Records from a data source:
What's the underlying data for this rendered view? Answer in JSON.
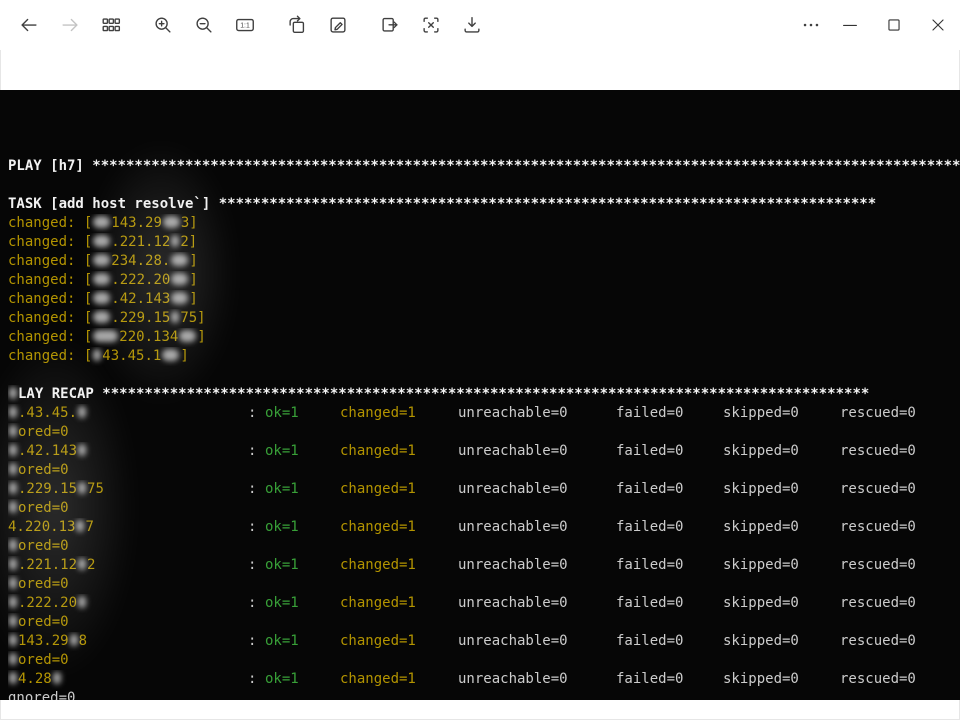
{
  "colors": {
    "terminal_bg": "#060606",
    "terminal_fg": "#cccccc",
    "terminal_header": "#f2f2f2",
    "accent_yellow": "#b39400",
    "ok_green": "#38a038",
    "toolbar_icon": "#3f3f3f",
    "toolbar_icon_disabled": "#c4c4c4"
  },
  "toolbar": {
    "actual_size_label": "1:1",
    "icons": [
      "back",
      "forward",
      "gallery-grid",
      "zoom-in",
      "zoom-out",
      "actual-size",
      "rotate",
      "edit",
      "move-to",
      "text-extract",
      "save"
    ],
    "window_controls": [
      "more-options",
      "minimize",
      "maximize",
      "close"
    ]
  },
  "terminal": {
    "colon": ": ",
    "lines": [
      {
        "kind": "header",
        "segments": [
          {
            "t": "PLAY [h7] *********************************************************************************************************"
          }
        ]
      },
      {
        "kind": "blank"
      },
      {
        "kind": "header",
        "segments": [
          {
            "t": "TASK [add host resolve`] ******************************************************************************"
          }
        ]
      },
      {
        "kind": "changed",
        "segments": [
          {
            "t": "changed: ["
          },
          {
            "r": 2
          },
          {
            "t": "143.29"
          },
          {
            "r": 2
          },
          {
            "t": "3]"
          }
        ]
      },
      {
        "kind": "changed",
        "segments": [
          {
            "t": "changed: ["
          },
          {
            "r": 2
          },
          {
            "t": ".221.12"
          },
          {
            "r": 1
          },
          {
            "t": "2]"
          }
        ]
      },
      {
        "kind": "changed",
        "segments": [
          {
            "t": "changed: ["
          },
          {
            "r": 2
          },
          {
            "t": "234.28."
          },
          {
            "r": 2
          },
          {
            "t": "]"
          }
        ]
      },
      {
        "kind": "changed",
        "segments": [
          {
            "t": "changed: ["
          },
          {
            "r": 2
          },
          {
            "t": ".222.20"
          },
          {
            "r": 2
          },
          {
            "t": "]"
          }
        ]
      },
      {
        "kind": "changed",
        "segments": [
          {
            "t": "changed: ["
          },
          {
            "r": 2
          },
          {
            "t": ".42.143"
          },
          {
            "r": 2
          },
          {
            "t": "]"
          }
        ]
      },
      {
        "kind": "changed",
        "segments": [
          {
            "t": "changed: ["
          },
          {
            "r": 2
          },
          {
            "t": ".229.15"
          },
          {
            "r": 1
          },
          {
            "t": "75]"
          }
        ]
      },
      {
        "kind": "changed",
        "segments": [
          {
            "t": "changed: ["
          },
          {
            "r": 3
          },
          {
            "t": "220.134"
          },
          {
            "r": 2
          },
          {
            "t": "]"
          }
        ]
      },
      {
        "kind": "changed",
        "segments": [
          {
            "t": "changed: ["
          },
          {
            "r": 1
          },
          {
            "t": "43.45.1"
          },
          {
            "r": 2
          },
          {
            "t": "]"
          }
        ]
      },
      {
        "kind": "blank"
      },
      {
        "kind": "header",
        "segments": [
          {
            "r": 1
          },
          {
            "t": "LAY RECAP *******************************************************************************************"
          }
        ]
      },
      {
        "kind": "recap",
        "host": [
          {
            "r": 1
          },
          {
            "t": ".43.45."
          },
          {
            "r": 1
          }
        ],
        "stats": {
          "ok": "ok=1",
          "changed": "changed=1",
          "unreachable": "unreachable=0",
          "failed": "failed=0",
          "skipped": "skipped=0",
          "rescued": "rescued=0"
        }
      },
      {
        "kind": "wrap",
        "color": "yellow",
        "segments": [
          {
            "r": 1
          },
          {
            "t": "ored=0"
          }
        ]
      },
      {
        "kind": "recap",
        "host": [
          {
            "r": 1
          },
          {
            "t": ".42.143"
          },
          {
            "r": 1
          }
        ],
        "stats": {
          "ok": "ok=1",
          "changed": "changed=1",
          "unreachable": "unreachable=0",
          "failed": "failed=0",
          "skipped": "skipped=0",
          "rescued": "rescued=0"
        }
      },
      {
        "kind": "wrap",
        "color": "yellow",
        "segments": [
          {
            "r": 1
          },
          {
            "t": "ored=0"
          }
        ]
      },
      {
        "kind": "recap",
        "host": [
          {
            "r": 1
          },
          {
            "t": ".229.15"
          },
          {
            "r": 1
          },
          {
            "t": "75"
          }
        ],
        "stats": {
          "ok": "ok=1",
          "changed": "changed=1",
          "unreachable": "unreachable=0",
          "failed": "failed=0",
          "skipped": "skipped=0",
          "rescued": "rescued=0"
        }
      },
      {
        "kind": "wrap",
        "color": "yellow",
        "segments": [
          {
            "r": 1
          },
          {
            "t": "ored=0"
          }
        ]
      },
      {
        "kind": "recap",
        "host": [
          {
            "t": "4.220.13"
          },
          {
            "r": 1
          },
          {
            "t": "7"
          }
        ],
        "stats": {
          "ok": "ok=1",
          "changed": "changed=1",
          "unreachable": "unreachable=0",
          "failed": "failed=0",
          "skipped": "skipped=0",
          "rescued": "rescued=0"
        }
      },
      {
        "kind": "wrap",
        "color": "yellow",
        "segments": [
          {
            "r": 1
          },
          {
            "t": "ored=0"
          }
        ]
      },
      {
        "kind": "recap",
        "host": [
          {
            "r": 1
          },
          {
            "t": ".221.12"
          },
          {
            "r": 1
          },
          {
            "t": "2"
          }
        ],
        "stats": {
          "ok": "ok=1",
          "changed": "changed=1",
          "unreachable": "unreachable=0",
          "failed": "failed=0",
          "skipped": "skipped=0",
          "rescued": "rescued=0"
        }
      },
      {
        "kind": "wrap",
        "color": "yellow",
        "segments": [
          {
            "r": 1
          },
          {
            "t": "ored=0"
          }
        ]
      },
      {
        "kind": "recap",
        "host": [
          {
            "r": 1
          },
          {
            "t": ".222.20"
          },
          {
            "r": 1
          }
        ],
        "stats": {
          "ok": "ok=1",
          "changed": "changed=1",
          "unreachable": "unreachable=0",
          "failed": "failed=0",
          "skipped": "skipped=0",
          "rescued": "rescued=0"
        }
      },
      {
        "kind": "wrap",
        "color": "yellow",
        "segments": [
          {
            "r": 1
          },
          {
            "t": "ored=0"
          }
        ]
      },
      {
        "kind": "recap",
        "host": [
          {
            "r": 1
          },
          {
            "t": "143.29"
          },
          {
            "r": 1
          },
          {
            "t": "8"
          }
        ],
        "stats": {
          "ok": "ok=1",
          "changed": "changed=1",
          "unreachable": "unreachable=0",
          "failed": "failed=0",
          "skipped": "skipped=0",
          "rescued": "rescued=0"
        }
      },
      {
        "kind": "wrap",
        "color": "yellow",
        "segments": [
          {
            "r": 1
          },
          {
            "t": "ored=0"
          }
        ]
      },
      {
        "kind": "recap",
        "host": [
          {
            "r": 1
          },
          {
            "t": "4.28"
          },
          {
            "r": 1
          }
        ],
        "stats": {
          "ok": "ok=1",
          "changed": "changed=1",
          "unreachable": "unreachable=0",
          "failed": "failed=0",
          "skipped": "skipped=0",
          "rescued": "rescued=0"
        }
      },
      {
        "kind": "wrap",
        "color": "gray",
        "segments": [
          {
            "t": "gnored=0"
          }
        ]
      }
    ]
  }
}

Goal:
Reproduce each line exactly as it appears, omitting the pictures.

Task solution:
What's the underlying data for this rendered view? Answer in JSON.
{
  "colors": {
    "terminal_bg": "#060606",
    "terminal_fg": "#cccccc",
    "terminal_header": "#f2f2f2",
    "accent_yellow": "#b39400",
    "ok_green": "#38a038",
    "toolbar_icon": "#3f3f3f",
    "toolbar_icon_disabled": "#c4c4c4"
  },
  "toolbar": {
    "actual_size_label": "1:1",
    "icons": [
      "back",
      "forward",
      "gallery-grid",
      "zoom-in",
      "zoom-out",
      "actual-size",
      "rotate",
      "edit",
      "move-to",
      "text-extract",
      "save"
    ],
    "window_controls": [
      "more-options",
      "minimize",
      "maximize",
      "close"
    ]
  },
  "terminal": {
    "colon": ": ",
    "lines": [
      {
        "kind": "header",
        "segments": [
          {
            "t": "PLAY [h7] *********************************************************************************************************"
          }
        ]
      },
      {
        "kind": "blank"
      },
      {
        "kind": "header",
        "segments": [
          {
            "t": "TASK [add host resolve`] ******************************************************************************"
          }
        ]
      },
      {
        "kind": "changed",
        "segments": [
          {
            "t": "changed: ["
          },
          {
            "r": 2
          },
          {
            "t": "143.29"
          },
          {
            "r": 2
          },
          {
            "t": "3]"
          }
        ]
      },
      {
        "kind": "changed",
        "segments": [
          {
            "t": "changed: ["
          },
          {
            "r": 2
          },
          {
            "t": ".221.12"
          },
          {
            "r": 1
          },
          {
            "t": "2]"
          }
        ]
      },
      {
        "kind": "changed",
        "segments": [
          {
            "t": "changed: ["
          },
          {
            "r": 2
          },
          {
            "t": "234.28."
          },
          {
            "r": 2
          },
          {
            "t": "]"
          }
        ]
      },
      {
        "kind": "changed",
        "segments": [
          {
            "t": "changed: ["
          },
          {
            "r": 2
          },
          {
            "t": ".222.20"
          },
          {
            "r": 2
          },
          {
            "t": "]"
          }
        ]
      },
      {
        "kind": "changed",
        "segments": [
          {
            "t": "changed: ["
          },
          {
            "r": 2
          },
          {
            "t": ".42.143"
          },
          {
            "r": 2
          },
          {
            "t": "]"
          }
        ]
      },
      {
        "kind": "changed",
        "segments": [
          {
            "t": "changed: ["
          },
          {
            "r": 2
          },
          {
            "t": ".229.15"
          },
          {
            "r": 1
          },
          {
            "t": "75]"
          }
        ]
      },
      {
        "kind": "changed",
        "segments": [
          {
            "t": "changed: ["
          },
          {
            "r": 3
          },
          {
            "t": "220.134"
          },
          {
            "r": 2
          },
          {
            "t": "]"
          }
        ]
      },
      {
        "kind": "changed",
        "segments": [
          {
            "t": "changed: ["
          },
          {
            "r": 1
          },
          {
            "t": "43.45.1"
          },
          {
            "r": 2
          },
          {
            "t": "]"
          }
        ]
      },
      {
        "kind": "blank"
      },
      {
        "kind": "header",
        "segments": [
          {
            "r": 1
          },
          {
            "t": "LAY RECAP *******************************************************************************************"
          }
        ]
      },
      {
        "kind": "recap",
        "host": [
          {
            "r": 1
          },
          {
            "t": ".43.45."
          },
          {
            "r": 1
          }
        ],
        "stats": {
          "ok": "ok=1",
          "changed": "changed=1",
          "unreachable": "unreachable=0",
          "failed": "failed=0",
          "skipped": "skipped=0",
          "rescued": "rescued=0"
        }
      },
      {
        "kind": "wrap",
        "color": "yellow",
        "segments": [
          {
            "r": 1
          },
          {
            "t": "ored=0"
          }
        ]
      },
      {
        "kind": "recap",
        "host": [
          {
            "r": 1
          },
          {
            "t": ".42.143"
          },
          {
            "r": 1
          }
        ],
        "stats": {
          "ok": "ok=1",
          "changed": "changed=1",
          "unreachable": "unreachable=0",
          "failed": "failed=0",
          "skipped": "skipped=0",
          "rescued": "rescued=0"
        }
      },
      {
        "kind": "wrap",
        "color": "yellow",
        "segments": [
          {
            "r": 1
          },
          {
            "t": "ored=0"
          }
        ]
      },
      {
        "kind": "recap",
        "host": [
          {
            "r": 1
          },
          {
            "t": ".229.15"
          },
          {
            "r": 1
          },
          {
            "t": "75"
          }
        ],
        "stats": {
          "ok": "ok=1",
          "changed": "changed=1",
          "unreachable": "unreachable=0",
          "failed": "failed=0",
          "skipped": "skipped=0",
          "rescued": "rescued=0"
        }
      },
      {
        "kind": "wrap",
        "color": "yellow",
        "segments": [
          {
            "r": 1
          },
          {
            "t": "ored=0"
          }
        ]
      },
      {
        "kind": "recap",
        "host": [
          {
            "t": "4.220.13"
          },
          {
            "r": 1
          },
          {
            "t": "7"
          }
        ],
        "stats": {
          "ok": "ok=1",
          "changed": "changed=1",
          "unreachable": "unreachable=0",
          "failed": "failed=0",
          "skipped": "skipped=0",
          "rescued": "rescued=0"
        }
      },
      {
        "kind": "wrap",
        "color": "yellow",
        "segments": [
          {
            "r": 1
          },
          {
            "t": "ored=0"
          }
        ]
      },
      {
        "kind": "recap",
        "host": [
          {
            "r": 1
          },
          {
            "t": ".221.12"
          },
          {
            "r": 1
          },
          {
            "t": "2"
          }
        ],
        "stats": {
          "ok": "ok=1",
          "changed": "changed=1",
          "unreachable": "unreachable=0",
          "failed": "failed=0",
          "skipped": "skipped=0",
          "rescued": "rescued=0"
        }
      },
      {
        "kind": "wrap",
        "color": "yellow",
        "segments": [
          {
            "r": 1
          },
          {
            "t": "ored=0"
          }
        ]
      },
      {
        "kind": "recap",
        "host": [
          {
            "r": 1
          },
          {
            "t": ".222.20"
          },
          {
            "r": 1
          }
        ],
        "stats": {
          "ok": "ok=1",
          "changed": "changed=1",
          "unreachable": "unreachable=0",
          "failed": "failed=0",
          "skipped": "skipped=0",
          "rescued": "rescued=0"
        }
      },
      {
        "kind": "wrap",
        "color": "yellow",
        "segments": [
          {
            "r": 1
          },
          {
            "t": "ored=0"
          }
        ]
      },
      {
        "kind": "recap",
        "host": [
          {
            "r": 1
          },
          {
            "t": "143.29"
          },
          {
            "r": 1
          },
          {
            "t": "8"
          }
        ],
        "stats": {
          "ok": "ok=1",
          "changed": "changed=1",
          "unreachable": "unreachable=0",
          "failed": "failed=0",
          "skipped": "skipped=0",
          "rescued": "rescued=0"
        }
      },
      {
        "kind": "wrap",
        "color": "yellow",
        "segments": [
          {
            "r": 1
          },
          {
            "t": "ored=0"
          }
        ]
      },
      {
        "kind": "recap",
        "host": [
          {
            "r": 1
          },
          {
            "t": "4.28"
          },
          {
            "r": 1
          }
        ],
        "stats": {
          "ok": "ok=1",
          "changed": "changed=1",
          "unreachable": "unreachable=0",
          "failed": "failed=0",
          "skipped": "skipped=0",
          "rescued": "rescued=0"
        }
      },
      {
        "kind": "wrap",
        "color": "gray",
        "segments": [
          {
            "t": "gnored=0"
          }
        ]
      }
    ]
  }
}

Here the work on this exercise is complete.